▶ **To do**: Put every line of the rows below into a Markdown table with the columns No. and Line, numbering the lines in order and omitting blank lines. Leave the pictures out of the table.

▶ **Information provided**:
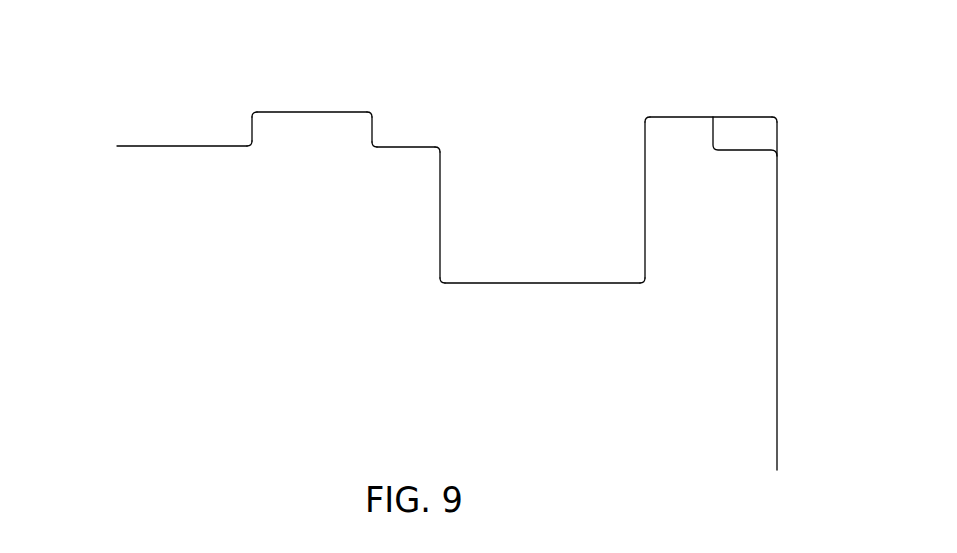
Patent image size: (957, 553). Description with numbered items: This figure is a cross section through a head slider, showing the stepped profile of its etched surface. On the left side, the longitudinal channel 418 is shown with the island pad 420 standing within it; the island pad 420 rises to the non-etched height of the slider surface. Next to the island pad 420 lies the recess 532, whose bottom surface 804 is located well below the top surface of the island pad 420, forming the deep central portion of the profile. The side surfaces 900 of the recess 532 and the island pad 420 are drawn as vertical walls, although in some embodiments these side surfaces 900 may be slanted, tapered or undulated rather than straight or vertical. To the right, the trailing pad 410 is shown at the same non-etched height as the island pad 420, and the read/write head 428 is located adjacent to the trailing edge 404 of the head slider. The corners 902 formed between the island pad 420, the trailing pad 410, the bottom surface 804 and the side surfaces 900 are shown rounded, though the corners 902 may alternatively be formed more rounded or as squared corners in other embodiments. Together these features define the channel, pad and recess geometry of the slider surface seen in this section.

The longitudinal channel 418 is at (196, 127).
The island pad 420 is at (303, 112).
The corners 902 is at (252, 111).
The side surfaces 900 is at (253, 128).
The bottom surface 804 is at (553, 283).
The recess 532 is at (566, 64).
The trailing pad 410 is at (684, 116).
The read/write head 428 is at (778, 116).
The trailing edge 404 is at (777, 297).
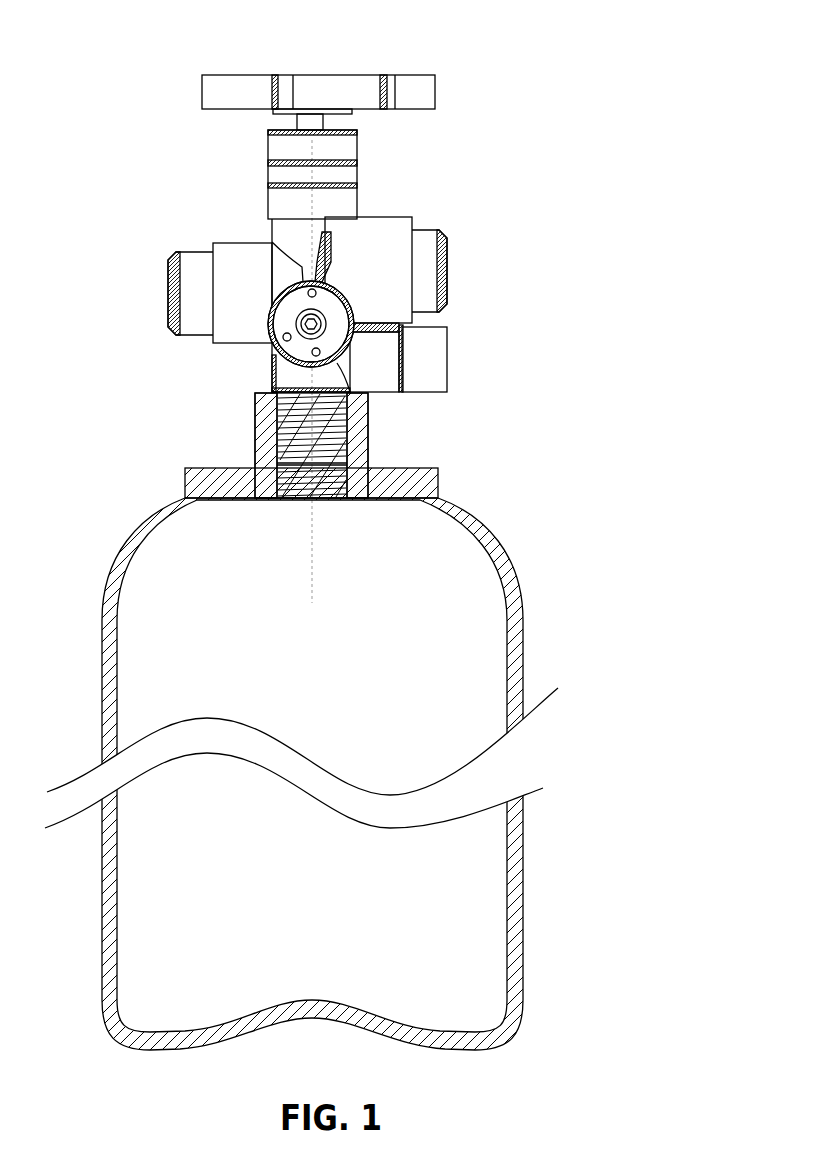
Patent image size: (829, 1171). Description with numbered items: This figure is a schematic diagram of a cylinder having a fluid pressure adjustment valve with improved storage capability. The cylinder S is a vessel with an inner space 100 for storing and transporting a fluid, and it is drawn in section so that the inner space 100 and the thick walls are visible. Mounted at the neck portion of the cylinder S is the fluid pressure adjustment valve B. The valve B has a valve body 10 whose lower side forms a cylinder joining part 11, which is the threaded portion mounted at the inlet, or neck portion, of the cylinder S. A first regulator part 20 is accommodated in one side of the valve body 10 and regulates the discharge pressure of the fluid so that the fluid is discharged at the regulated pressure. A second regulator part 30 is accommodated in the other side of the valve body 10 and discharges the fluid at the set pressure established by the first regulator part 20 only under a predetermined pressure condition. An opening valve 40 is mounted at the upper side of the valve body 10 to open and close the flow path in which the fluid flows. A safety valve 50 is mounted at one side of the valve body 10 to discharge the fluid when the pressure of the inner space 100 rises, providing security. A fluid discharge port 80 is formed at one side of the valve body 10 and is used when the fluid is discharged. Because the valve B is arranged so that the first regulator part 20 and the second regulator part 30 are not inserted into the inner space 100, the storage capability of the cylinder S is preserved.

The valve body 10 is at (357, 225).
The cylinder joining part 11 is at (277, 423).
The first regulator part 20 is at (193, 298).
The second regulator part 30 is at (442, 258).
The opening valve 40 is at (412, 88).
The safety valve 50 is at (433, 388).
The fluid discharge port 80 is at (283, 350).
The inner space 100 is at (433, 710).
The cylinder S is at (522, 705).
The fluid pressure adjustment valve B is at (140, 163).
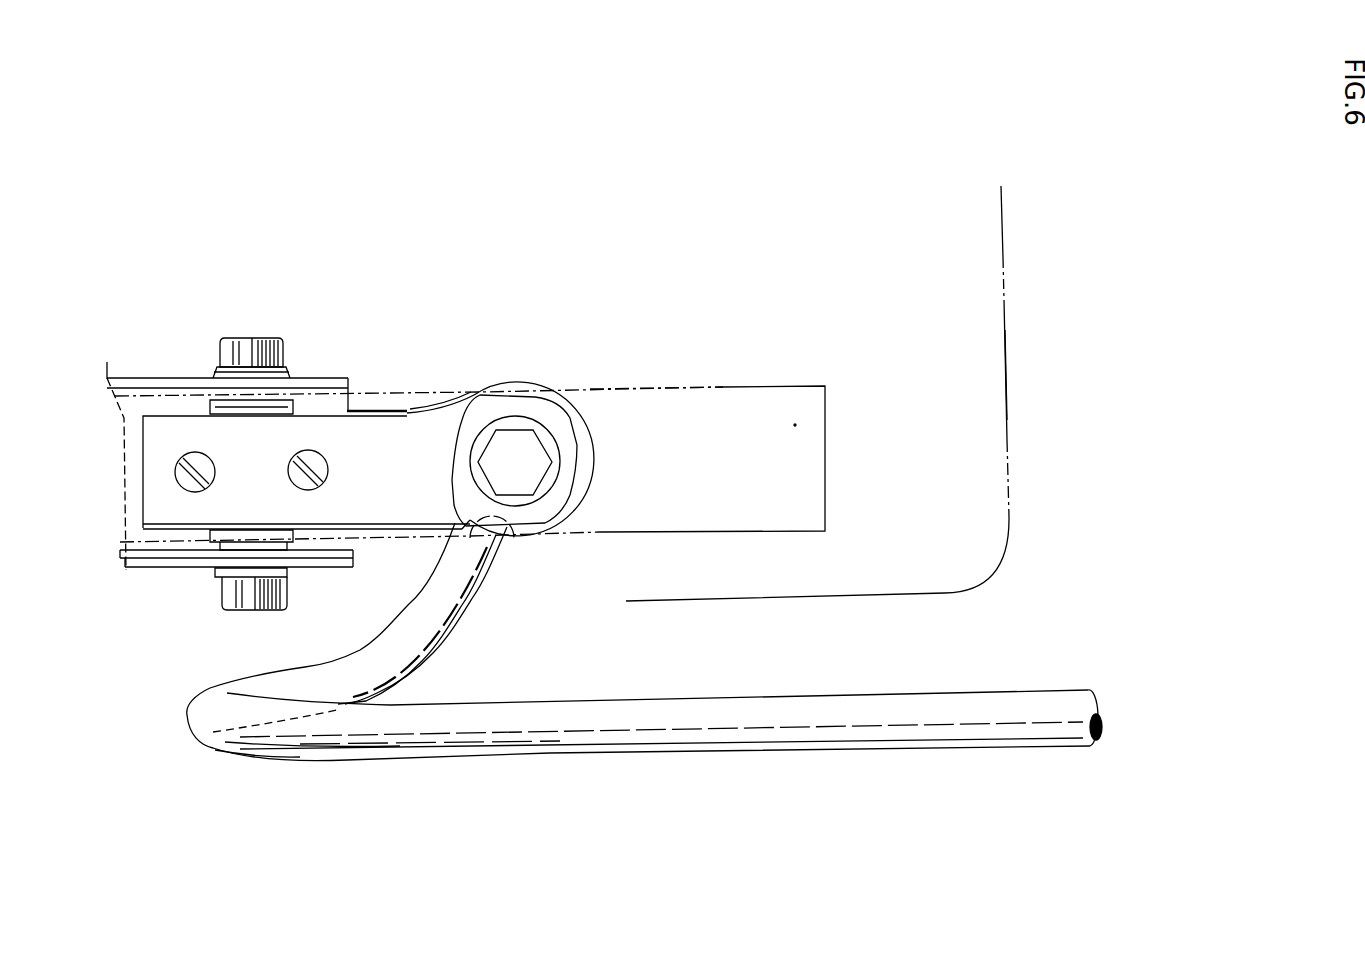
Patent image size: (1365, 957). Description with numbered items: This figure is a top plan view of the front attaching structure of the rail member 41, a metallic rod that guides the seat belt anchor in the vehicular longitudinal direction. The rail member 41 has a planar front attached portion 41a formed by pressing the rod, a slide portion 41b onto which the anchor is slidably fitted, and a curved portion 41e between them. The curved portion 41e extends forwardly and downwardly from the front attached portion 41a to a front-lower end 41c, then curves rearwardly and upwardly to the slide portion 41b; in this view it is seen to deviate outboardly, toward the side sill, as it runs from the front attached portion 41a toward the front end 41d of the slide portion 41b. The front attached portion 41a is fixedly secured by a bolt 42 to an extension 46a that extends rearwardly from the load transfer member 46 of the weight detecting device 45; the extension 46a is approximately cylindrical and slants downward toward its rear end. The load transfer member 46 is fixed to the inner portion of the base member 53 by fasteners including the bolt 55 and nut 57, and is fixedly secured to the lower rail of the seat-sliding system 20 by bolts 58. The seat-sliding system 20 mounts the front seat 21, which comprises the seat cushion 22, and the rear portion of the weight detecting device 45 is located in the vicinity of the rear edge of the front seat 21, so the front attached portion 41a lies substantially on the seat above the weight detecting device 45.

▶ **Written response**:
| No. | Line |
|---|---|
| 1 | Patent image size: (957, 553). Description with numbered items: This figure is a cross section through a head slider, showing the stepped profile of its etched surface. On the left side, the longitudinal channel 418 is shown with the island pad 420 standing within it; the island pad 420 rises to the non-etched height of the slider surface. Next to the island pad 420 lies the recess 532, whose bottom surface 804 is located well below the top surface of the island pad 420, forming the deep central portion of the profile. The side surfaces 900 of the recess 532 and the island pad 420 are drawn as vertical walls, although in some embodiments these side surfaces 900 may be slanted, tapered or undulated rather than straight or vertical. To the right, the trailing pad 410 is shown at the same non-etched height as the island pad 420, and the read/write head 428 is located adjacent to the trailing edge 404 of the head slider. The corners 902 formed between the island pad 420, the trailing pad 410, the bottom surface 804 and the side surfaces 900 are shown rounded, though the corners 902 may alternatively be formed more rounded or as squared corners in other embodiments. Together these features define the channel, pad and recess geometry of the slider surface seen in this section. |
| 2 | The longitudinal channel 418 is at (196, 127). |
| 3 | The island pad 420 is at (303, 112). |
| 4 | The corners 902 is at (252, 111). |
| 5 | The side surfaces 900 is at (253, 128). |
| 6 | The bottom surface 804 is at (553, 283). |
| 7 | The recess 532 is at (566, 64). |
| 8 | The trailing pad 410 is at (684, 116). |
| 9 | The read/write head 428 is at (778, 116). |
| 10 | The trailing edge 404 is at (777, 297). |
| 11 | Patent image size: (829, 1171). Description with numbered items: This figure is a schematic diagram of a cylinder having a fluid pressure adjustment valve with improved storage capability. The cylinder S is a vessel with an inner space 100 for storing and transporting a fluid, and it is drawn in section so that the inner space 100 and the thick walls are visible. Mounted at the neck portion of the cylinder S is the fluid pressure adjustment valve B. The valve B has a valve body 10 whose lower side forms a cylinder joining part 11, which is the threaded portion mounted at the inlet, or neck portion, of the cylinder S. A first regulator part 20 is accommodated in one side of the valve body 10 and regulates the discharge pressure of the fluid so that the fluid is discharged at the regulated pressure. A second regulator part 30 is accommodated in the other side of the valve body 10 and discharges the fluid at the set pressure established by the first regulator part 20 only under a predetermined pressure condition. An opening valve 40 is mounted at the upper side of the valve body 10 to open and close the flow path in which the fluid flows. A safety valve 50 is mounted at one side of the valve body 10 to discharge the fluid when the pressure of the inner space 100 rises, providing security. A fluid discharge port 80 is formed at one side of the valve body 10 and is used when the fluid is discharged. Because the valve B is arranged so that the first regulator part 20 and the second regulator part 30 are not inserted into the inner space 100, the storage capability of the cylinder S is preserved. |
| 12 | The valve body 10 is at (357, 225). |
| 13 | The cylinder joining part 11 is at (277, 423). |
| 14 | The first regulator part 20 is at (193, 298). |
| 15 | The second regulator part 30 is at (442, 258). |
| 16 | The opening valve 40 is at (412, 88). |
| 17 | The safety valve 50 is at (433, 388). |
| 18 | The fluid discharge port 80 is at (283, 350). |
| 19 | The inner space 100 is at (433, 710). |
| 20 | The cylinder S is at (522, 705). |
| 21 | The fluid pressure adjustment valve B is at (140, 163). |
| 22 | Patent image size: (1365, 957). Description with numbered items: This figure is a top plan view of the front attaching structure of the rail member 41, a metallic rod that guides the seat belt anchor in the vehicular longitudinal direction. The rail member 41 has a planar front attached portion 41a formed by pressing the rod, a slide portion 41b onto which the anchor is slidably fitted, and a curved portion 41e between them. The curved portion 41e extends forwardly and downwardly from the front attached portion 41a to a front-lower end 41c, then curves rearwardly and upwardly to the slide portion 41b; in this view it is seen to deviate outboardly, toward the side sill, as it runs from the front attached portion 41a toward the front end 41d of the slide portion 41b. The front attached portion 41a is fixedly secured by a bolt 42 to an extension 46a that extends rearwardly from the load transfer member 46 of the weight detecting device 45; the extension 46a is approximately cylindrical and slants downward toward its rear end. The load transfer member 46 is fixed to the inner portion of the base member 53 by fasteners including the bolt 55 and nut 57, and is fixedly secured to the lower rail of the seat-sliding system 20 by bolts 58. The seat-sliding system 20 mounts the front seat 21, which comprises the seat cushion 22, and the rear portion of the weight detecting device 45 is located in the vicinity of the rear edge of the front seat 21, so the front attached portion 41a lies substantially on the seat above the weight detecting device 45. |